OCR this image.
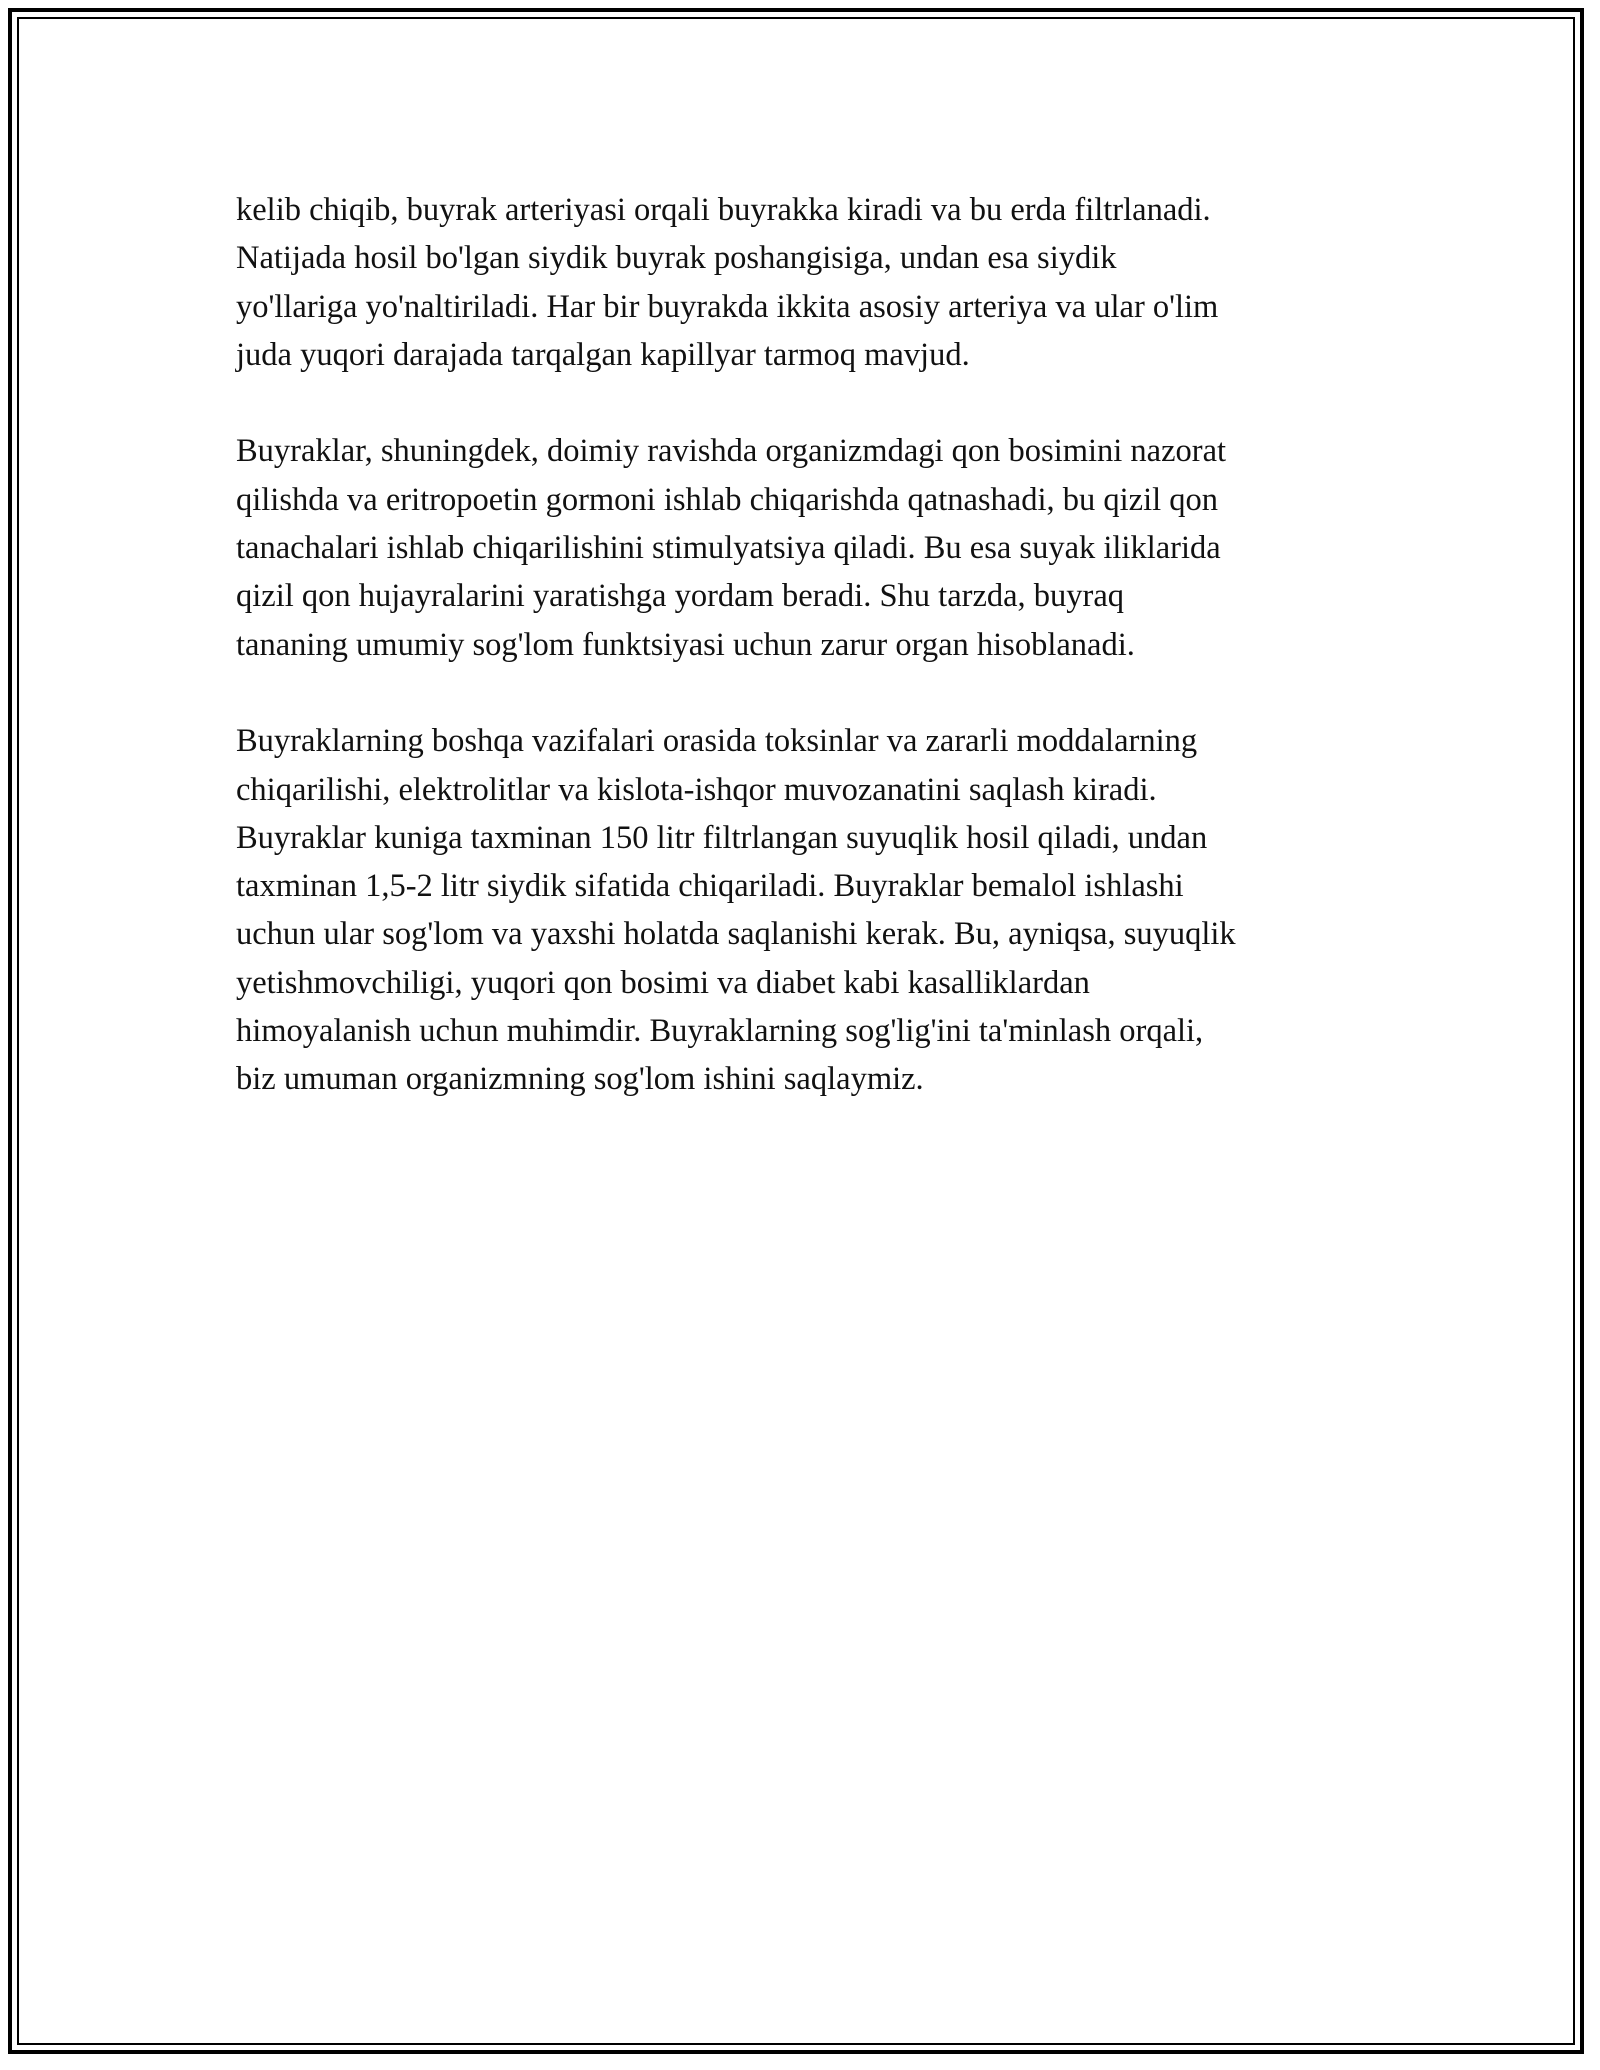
kelib chiqib, buyrak arteriyasi orqali buyrakka kiradi va bu erda filtrlanadi.
Natijada hosil bo'lgan siydik buyrak poshangisiga, undan esa siydik
yo'llariga yo'naltiriladi. Har bir buyrakda ikkita asosiy arteriya va ular o'lim
juda yuqori darajada tarqalgan kapillyar tarmoq mavjud.
Buyraklar, shuningdek, doimiy ravishda organizmdagi qon bosimini nazorat
qilishda va eritropoetin gormoni ishlab chiqarishda qatnashadi, bu qizil qon
tanachalari ishlab chiqarilishini stimulyatsiya qiladi. Bu esa suyak iliklarida
qizil qon hujayralarini yaratishga yordam beradi. Shu tarzda, buyraq
tananing umumiy sog'lom funktsiyasi uchun zarur organ hisoblanadi.
Buyraklarning boshqa vazifalari orasida toksinlar va zararli moddalarning
chiqarilishi, elektrolitlar va kislota-ishqor muvozanatini saqlash kiradi.
Buyraklar kuniga taxminan 150 litr filtrlangan suyuqlik hosil qiladi, undan
taxminan 1,5-2 litr siydik sifatida chiqariladi. Buyraklar bemalol ishlashi
uchun ular sog'lom va yaxshi holatda saqlanishi kerak. Bu, ayniqsa, suyuqlik
yetishmovchiligi, yuqori qon bosimi va diabet kabi kasalliklardan
himoyalanish uchun muhimdir. Buyraklarning sog'lig'ini ta'minlash orqali,
biz umuman organizmning sog'lom ishini saqlaymiz.
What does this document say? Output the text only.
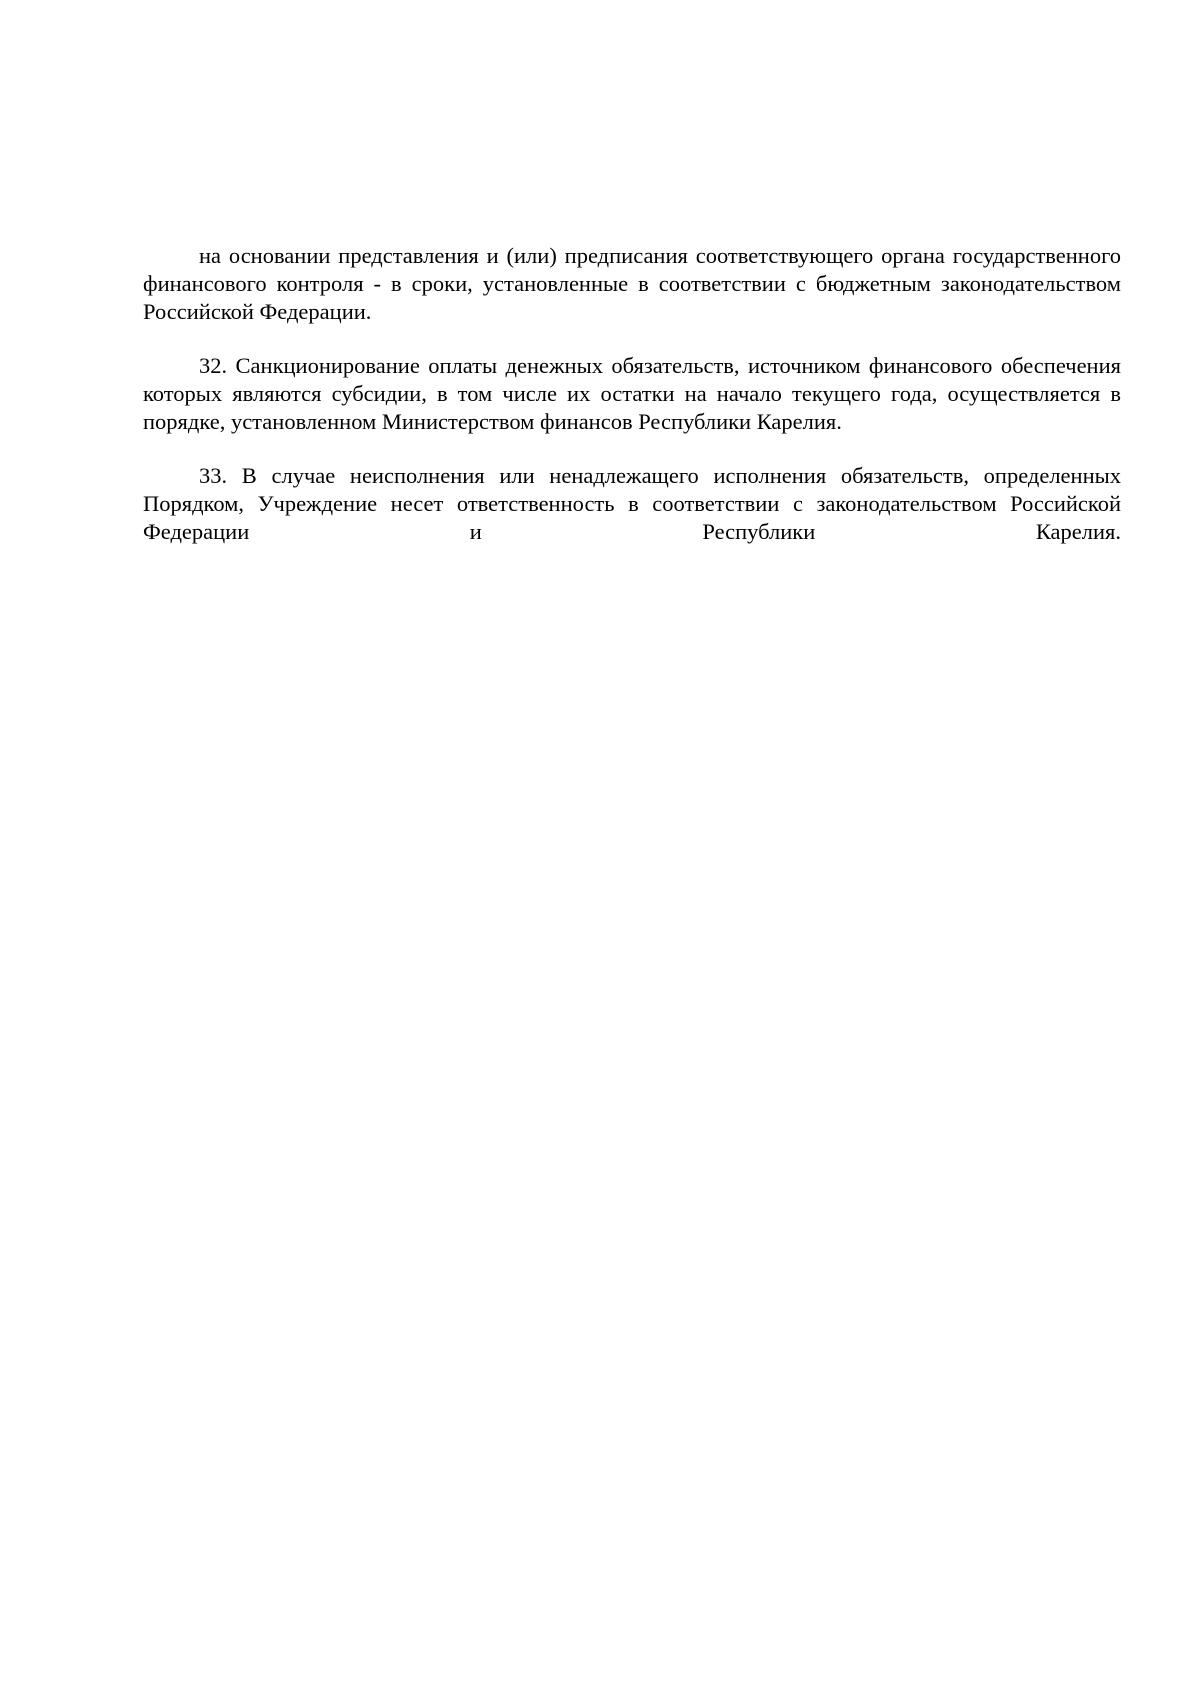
на основании представления и (или) предписания соответствующего органа государственного финансового контроля - в сроки, установленные в соответствии с бюджетным законодательством Российской Федерации.

32. Санкционирование оплаты денежных обязательств, источником финансового обеспечения которых являются субсидии, в том числе их остатки на начало текущего года, осуществляется в порядке, установленном Министерством финансов Республики Карелия.

33. В случае неисполнения или ненадлежащего исполнения обязательств, определенных Порядком, Учреждение несет ответственность в соответствии с законодательством Российской Федерации и Республики Карелия.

------------------------------------------------

» AIM
Will you set down the records word for word while leaving out every picture?

» EXERCISE RESULT
OCR this image.
kelib chiqib, buyrak arteriyasi orqali buyrakka kiradi va bu erda filtrlanadi.
Natijada hosil bo'lgan siydik buyrak poshangisiga, undan esa siydik
yo'llariga yo'naltiriladi. Har bir buyrakda ikkita asosiy arteriya va ular o'lim
juda yuqori darajada tarqalgan kapillyar tarmoq mavjud.
Buyraklar, shuningdek, doimiy ravishda organizmdagi qon bosimini nazorat
qilishda va eritropoetin gormoni ishlab chiqarishda qatnashadi, bu qizil qon
tanachalari ishlab chiqarilishini stimulyatsiya qiladi. Bu esa suyak iliklarida
qizil qon hujayralarini yaratishga yordam beradi. Shu tarzda, buyraq
tananing umumiy sog'lom funktsiyasi uchun zarur organ hisoblanadi.
Buyraklarning boshqa vazifalari orasida toksinlar va zararli moddalarning
chiqarilishi, elektrolitlar va kislota-ishqor muvozanatini saqlash kiradi.
Buyraklar kuniga taxminan 150 litr filtrlangan suyuqlik hosil qiladi, undan
taxminan 1,5-2 litr siydik sifatida chiqariladi. Buyraklar bemalol ishlashi
uchun ular sog'lom va yaxshi holatda saqlanishi kerak. Bu, ayniqsa, suyuqlik
yetishmovchiligi, yuqori qon bosimi va diabet kabi kasalliklardan
himoyalanish uchun muhimdir. Buyraklarning sog'lig'ini ta'minlash orqali,
biz umuman organizmning sog'lom ishini saqlaymiz.
What does this document say? Output the text only.
на основании представления и (или) предписания соответствующего органа государственного финансового контроля - в сроки, установленные в соответствии с бюджетным законодательством Российской Федерации.

32. Санкционирование оплаты денежных обязательств, источником финансового обеспечения которых являются субсидии, в том числе их остатки на начало текущего года, осуществляется в порядке, установленном Министерством финансов Республики Карелия.

33. В случае неисполнения или ненадлежащего исполнения обязательств, определенных Порядком, Учреждение несет ответственность в соответствии с законодательством Российской Федерации и Республики Карелия.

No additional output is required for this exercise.